+++ Records shown

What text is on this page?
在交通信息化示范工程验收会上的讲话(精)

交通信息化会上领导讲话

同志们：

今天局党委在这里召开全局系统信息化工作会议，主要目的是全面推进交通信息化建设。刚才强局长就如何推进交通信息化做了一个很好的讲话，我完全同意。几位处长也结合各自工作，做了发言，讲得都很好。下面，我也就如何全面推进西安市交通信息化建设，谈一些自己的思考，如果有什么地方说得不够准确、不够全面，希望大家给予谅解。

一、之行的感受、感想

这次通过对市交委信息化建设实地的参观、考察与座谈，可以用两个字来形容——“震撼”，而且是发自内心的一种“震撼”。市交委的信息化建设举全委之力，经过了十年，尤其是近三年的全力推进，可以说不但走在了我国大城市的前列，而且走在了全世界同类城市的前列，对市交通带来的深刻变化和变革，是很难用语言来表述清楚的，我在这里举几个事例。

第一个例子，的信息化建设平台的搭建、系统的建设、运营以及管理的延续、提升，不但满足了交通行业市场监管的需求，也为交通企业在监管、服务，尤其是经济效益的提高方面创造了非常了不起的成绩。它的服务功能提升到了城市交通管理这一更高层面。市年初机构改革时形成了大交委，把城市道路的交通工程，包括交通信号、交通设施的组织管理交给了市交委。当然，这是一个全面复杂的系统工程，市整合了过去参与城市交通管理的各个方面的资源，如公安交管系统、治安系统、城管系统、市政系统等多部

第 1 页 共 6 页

++++++

Stated exercise:
Each line of the material should be duplicated exactly, please.

Solved problem:
What text is on this page?
在交通信息化示范工程验收会上的讲话(精)

交通信息化会上领导讲话

同志们：

今天局党委在这里召开全局系统信息化工作会议，主要目的是全面推进交通信息化建设。刚才强局长就如何推进交通信息化做了一个很好的讲话，我完全同意。几位处长也结合各自工作，做了发言，讲得都很好。下面，我也就如何全面推进西安市交通信息化建设，谈一些自己的思考，如果有什么地方说得不够准确、不够全面，希望大家给予谅解。

一、之行的感受、感想

这次通过对市交委信息化建设实地的参观、考察与座谈，可以用两个字来形容——“震撼”，而且是发自内心的一种“震撼”。市交委的信息化建设举全委之力，经过了十年，尤其是近三年的全力推进，可以说不但走在了我国大城市的前列，而且走在了全世界同类城市的前列，对市交通带来的深刻变化和变革，是很难用语言来表述清楚的，我在这里举几个事例。

第一个例子，的信息化建设平台的搭建、系统的建设、运营以及管理的延续、提升，不但满足了交通行业市场监管的需求，也为交通企业在监管、服务，尤其是经济效益的提高方面创造了非常了不起的成绩。它的服务功能提升到了城市交通管理这一更高层面。市年初机构改革时形成了大交委，把城市道路的交通工程，包括交通信号、交通设施的组织管理交给了市交委。当然，这是一个全面复杂的系统工程，市整合了过去参与城市交通管理的各个方面的资源，如公安交管系统、治安系统、城管系统、市政系统等多部

第 1 页 共 6 页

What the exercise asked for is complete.